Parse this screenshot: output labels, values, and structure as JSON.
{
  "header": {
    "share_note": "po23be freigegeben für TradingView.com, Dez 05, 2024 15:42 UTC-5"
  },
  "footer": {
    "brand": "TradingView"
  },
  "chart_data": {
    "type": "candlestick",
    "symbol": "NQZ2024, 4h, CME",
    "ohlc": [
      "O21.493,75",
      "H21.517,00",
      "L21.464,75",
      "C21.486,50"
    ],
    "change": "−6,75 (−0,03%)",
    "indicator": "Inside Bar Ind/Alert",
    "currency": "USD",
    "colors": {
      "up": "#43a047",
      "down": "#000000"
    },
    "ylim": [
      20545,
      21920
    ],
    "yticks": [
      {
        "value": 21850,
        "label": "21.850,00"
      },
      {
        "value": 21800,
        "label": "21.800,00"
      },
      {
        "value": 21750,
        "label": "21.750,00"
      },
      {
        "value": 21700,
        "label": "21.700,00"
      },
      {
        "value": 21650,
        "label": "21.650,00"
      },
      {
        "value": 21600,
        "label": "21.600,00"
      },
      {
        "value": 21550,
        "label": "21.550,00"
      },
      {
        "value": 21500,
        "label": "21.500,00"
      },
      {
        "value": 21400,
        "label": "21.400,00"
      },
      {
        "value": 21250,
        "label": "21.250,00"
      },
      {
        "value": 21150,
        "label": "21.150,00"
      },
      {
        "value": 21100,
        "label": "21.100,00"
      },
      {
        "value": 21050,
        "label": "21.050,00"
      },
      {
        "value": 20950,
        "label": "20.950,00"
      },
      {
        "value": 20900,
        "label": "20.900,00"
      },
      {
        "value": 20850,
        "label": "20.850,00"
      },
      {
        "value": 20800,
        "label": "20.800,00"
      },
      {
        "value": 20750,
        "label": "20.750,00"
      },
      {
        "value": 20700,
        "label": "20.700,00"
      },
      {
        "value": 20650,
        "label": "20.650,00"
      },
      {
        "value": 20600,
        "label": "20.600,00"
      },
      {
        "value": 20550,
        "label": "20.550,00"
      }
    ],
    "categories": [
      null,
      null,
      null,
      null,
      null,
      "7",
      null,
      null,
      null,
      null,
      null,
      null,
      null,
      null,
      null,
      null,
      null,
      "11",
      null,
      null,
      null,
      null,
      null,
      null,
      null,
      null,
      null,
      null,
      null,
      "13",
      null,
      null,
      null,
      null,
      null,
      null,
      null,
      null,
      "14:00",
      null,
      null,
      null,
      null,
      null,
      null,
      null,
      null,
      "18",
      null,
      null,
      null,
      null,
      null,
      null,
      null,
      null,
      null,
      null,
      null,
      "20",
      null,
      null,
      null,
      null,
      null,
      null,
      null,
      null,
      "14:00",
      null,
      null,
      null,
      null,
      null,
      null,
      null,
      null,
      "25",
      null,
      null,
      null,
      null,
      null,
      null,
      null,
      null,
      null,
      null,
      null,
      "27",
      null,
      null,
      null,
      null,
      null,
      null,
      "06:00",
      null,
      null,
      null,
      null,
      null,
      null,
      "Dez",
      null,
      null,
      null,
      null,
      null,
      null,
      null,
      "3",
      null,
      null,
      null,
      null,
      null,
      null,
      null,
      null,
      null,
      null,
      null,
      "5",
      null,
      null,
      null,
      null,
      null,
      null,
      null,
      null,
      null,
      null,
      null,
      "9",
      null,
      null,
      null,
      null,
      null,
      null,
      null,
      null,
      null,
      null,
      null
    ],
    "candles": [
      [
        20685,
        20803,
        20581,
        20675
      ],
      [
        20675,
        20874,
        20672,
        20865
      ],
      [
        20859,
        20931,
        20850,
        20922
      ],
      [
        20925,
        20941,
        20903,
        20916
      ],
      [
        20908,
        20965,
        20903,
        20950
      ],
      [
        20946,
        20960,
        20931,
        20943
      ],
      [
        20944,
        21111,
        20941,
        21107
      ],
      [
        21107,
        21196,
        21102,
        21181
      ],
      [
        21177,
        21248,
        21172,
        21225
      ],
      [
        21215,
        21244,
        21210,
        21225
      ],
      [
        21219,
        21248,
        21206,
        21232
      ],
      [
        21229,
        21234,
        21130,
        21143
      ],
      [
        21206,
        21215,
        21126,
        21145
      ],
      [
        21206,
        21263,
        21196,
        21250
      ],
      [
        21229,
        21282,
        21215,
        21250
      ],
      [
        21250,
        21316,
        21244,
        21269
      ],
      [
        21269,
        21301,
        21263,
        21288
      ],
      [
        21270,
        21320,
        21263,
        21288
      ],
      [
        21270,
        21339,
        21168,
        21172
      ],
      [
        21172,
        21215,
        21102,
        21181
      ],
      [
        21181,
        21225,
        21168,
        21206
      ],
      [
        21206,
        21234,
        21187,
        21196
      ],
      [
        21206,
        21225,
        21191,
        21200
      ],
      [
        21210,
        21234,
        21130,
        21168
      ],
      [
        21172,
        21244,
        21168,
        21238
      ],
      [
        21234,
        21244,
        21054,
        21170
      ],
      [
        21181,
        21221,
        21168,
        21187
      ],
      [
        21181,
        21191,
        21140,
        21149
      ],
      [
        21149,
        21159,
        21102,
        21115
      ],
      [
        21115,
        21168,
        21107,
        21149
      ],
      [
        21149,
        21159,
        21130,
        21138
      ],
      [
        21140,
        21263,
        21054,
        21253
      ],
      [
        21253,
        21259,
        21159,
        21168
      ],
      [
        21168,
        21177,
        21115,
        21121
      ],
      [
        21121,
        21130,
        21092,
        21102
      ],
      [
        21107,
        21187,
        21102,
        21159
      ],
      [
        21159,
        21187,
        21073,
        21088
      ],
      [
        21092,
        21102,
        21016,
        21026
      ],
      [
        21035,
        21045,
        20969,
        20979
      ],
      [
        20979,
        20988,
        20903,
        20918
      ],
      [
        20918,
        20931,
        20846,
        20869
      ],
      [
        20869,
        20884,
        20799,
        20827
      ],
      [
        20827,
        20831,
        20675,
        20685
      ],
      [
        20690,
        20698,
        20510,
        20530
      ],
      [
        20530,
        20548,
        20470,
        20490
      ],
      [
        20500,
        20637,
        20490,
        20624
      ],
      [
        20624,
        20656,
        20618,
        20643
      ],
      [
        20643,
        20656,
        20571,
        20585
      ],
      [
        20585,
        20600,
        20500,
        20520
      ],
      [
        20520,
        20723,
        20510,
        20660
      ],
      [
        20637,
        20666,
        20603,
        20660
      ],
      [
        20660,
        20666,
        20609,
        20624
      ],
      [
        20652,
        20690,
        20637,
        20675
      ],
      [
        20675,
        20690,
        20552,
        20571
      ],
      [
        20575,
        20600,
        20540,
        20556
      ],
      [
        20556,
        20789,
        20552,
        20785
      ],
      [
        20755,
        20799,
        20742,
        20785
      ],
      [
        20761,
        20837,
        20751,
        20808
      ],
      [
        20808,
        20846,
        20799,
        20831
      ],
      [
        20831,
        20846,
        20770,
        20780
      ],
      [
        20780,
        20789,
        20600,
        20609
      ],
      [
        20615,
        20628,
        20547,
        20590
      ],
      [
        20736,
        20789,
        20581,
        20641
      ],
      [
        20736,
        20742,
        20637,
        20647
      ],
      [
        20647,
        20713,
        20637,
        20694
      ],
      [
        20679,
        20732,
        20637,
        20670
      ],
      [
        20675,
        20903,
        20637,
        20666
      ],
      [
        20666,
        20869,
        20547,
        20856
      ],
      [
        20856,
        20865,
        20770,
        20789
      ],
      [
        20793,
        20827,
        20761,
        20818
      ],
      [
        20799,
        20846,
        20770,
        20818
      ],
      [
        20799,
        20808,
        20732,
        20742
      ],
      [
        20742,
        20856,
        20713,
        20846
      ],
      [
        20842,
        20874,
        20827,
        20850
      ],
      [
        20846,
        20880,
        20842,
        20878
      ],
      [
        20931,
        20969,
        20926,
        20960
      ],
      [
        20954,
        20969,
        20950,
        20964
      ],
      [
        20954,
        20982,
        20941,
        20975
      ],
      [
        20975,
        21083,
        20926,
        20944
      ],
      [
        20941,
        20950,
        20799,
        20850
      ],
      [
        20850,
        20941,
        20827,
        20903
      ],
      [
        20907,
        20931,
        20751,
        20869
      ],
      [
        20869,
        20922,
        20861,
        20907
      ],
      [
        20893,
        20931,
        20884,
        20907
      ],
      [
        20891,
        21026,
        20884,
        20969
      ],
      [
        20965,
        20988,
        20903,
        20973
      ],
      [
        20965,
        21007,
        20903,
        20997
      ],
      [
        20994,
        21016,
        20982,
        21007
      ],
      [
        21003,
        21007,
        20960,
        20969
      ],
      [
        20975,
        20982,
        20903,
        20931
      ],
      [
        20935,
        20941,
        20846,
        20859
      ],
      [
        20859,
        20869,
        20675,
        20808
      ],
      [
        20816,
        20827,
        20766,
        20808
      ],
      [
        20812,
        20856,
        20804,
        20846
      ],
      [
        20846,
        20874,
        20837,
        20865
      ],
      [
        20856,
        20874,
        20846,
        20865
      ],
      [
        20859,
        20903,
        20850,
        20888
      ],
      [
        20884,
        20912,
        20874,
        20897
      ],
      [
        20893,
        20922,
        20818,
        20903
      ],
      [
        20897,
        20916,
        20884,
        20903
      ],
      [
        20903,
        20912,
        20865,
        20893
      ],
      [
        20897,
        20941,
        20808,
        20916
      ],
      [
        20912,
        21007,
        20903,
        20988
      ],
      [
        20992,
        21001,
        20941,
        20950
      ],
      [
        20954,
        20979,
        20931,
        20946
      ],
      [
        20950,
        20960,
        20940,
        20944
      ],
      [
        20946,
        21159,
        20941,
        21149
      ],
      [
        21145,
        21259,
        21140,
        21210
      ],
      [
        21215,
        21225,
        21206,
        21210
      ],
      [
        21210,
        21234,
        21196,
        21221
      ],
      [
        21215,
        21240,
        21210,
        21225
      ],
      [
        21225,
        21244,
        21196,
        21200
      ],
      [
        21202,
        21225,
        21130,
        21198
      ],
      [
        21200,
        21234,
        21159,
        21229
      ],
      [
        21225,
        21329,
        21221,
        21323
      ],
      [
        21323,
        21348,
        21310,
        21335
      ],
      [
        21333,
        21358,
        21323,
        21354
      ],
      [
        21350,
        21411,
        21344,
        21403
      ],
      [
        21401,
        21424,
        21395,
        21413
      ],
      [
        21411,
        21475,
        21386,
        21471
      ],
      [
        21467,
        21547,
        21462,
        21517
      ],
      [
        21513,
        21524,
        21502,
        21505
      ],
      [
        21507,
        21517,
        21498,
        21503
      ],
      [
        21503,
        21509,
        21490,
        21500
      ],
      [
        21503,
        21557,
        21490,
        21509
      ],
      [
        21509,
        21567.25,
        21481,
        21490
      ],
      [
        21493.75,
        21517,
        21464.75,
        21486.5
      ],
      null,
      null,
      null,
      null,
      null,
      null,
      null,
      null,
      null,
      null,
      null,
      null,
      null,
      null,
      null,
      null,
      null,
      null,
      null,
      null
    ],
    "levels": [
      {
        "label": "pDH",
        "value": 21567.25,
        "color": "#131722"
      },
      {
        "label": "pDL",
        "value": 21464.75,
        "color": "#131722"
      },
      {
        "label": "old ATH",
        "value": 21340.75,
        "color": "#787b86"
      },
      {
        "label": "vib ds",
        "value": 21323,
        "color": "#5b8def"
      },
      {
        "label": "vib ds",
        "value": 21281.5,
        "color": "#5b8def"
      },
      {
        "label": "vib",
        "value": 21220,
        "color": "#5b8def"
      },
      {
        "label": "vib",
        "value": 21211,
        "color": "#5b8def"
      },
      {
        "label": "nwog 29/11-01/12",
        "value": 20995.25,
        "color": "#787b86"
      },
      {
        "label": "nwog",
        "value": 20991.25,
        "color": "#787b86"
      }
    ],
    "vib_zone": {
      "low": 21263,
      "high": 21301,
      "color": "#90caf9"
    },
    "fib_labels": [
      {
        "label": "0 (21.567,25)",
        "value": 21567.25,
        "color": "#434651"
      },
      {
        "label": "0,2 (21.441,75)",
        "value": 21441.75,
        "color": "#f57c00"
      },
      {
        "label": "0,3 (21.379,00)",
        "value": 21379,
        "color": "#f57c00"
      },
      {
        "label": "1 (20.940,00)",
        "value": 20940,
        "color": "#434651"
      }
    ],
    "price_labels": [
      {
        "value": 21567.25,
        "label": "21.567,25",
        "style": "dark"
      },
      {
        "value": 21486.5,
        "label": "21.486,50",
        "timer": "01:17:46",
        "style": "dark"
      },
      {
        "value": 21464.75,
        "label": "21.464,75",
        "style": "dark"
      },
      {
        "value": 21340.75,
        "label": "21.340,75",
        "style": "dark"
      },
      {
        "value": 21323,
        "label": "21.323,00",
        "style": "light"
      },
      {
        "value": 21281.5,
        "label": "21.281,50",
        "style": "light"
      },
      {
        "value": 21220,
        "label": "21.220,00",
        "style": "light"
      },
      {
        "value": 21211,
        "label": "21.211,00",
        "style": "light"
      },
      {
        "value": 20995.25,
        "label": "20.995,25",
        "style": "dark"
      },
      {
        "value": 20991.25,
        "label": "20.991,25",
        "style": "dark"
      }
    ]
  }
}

........

> [Exercise brief] Gather each line in these records that contains the string "TradingView".

> [Result of this exercise]
    "share_note": "po23be freigegeben für TradingView.com, Dez 05, 2024 15:42 UTC-5"
    "brand": "TradingView"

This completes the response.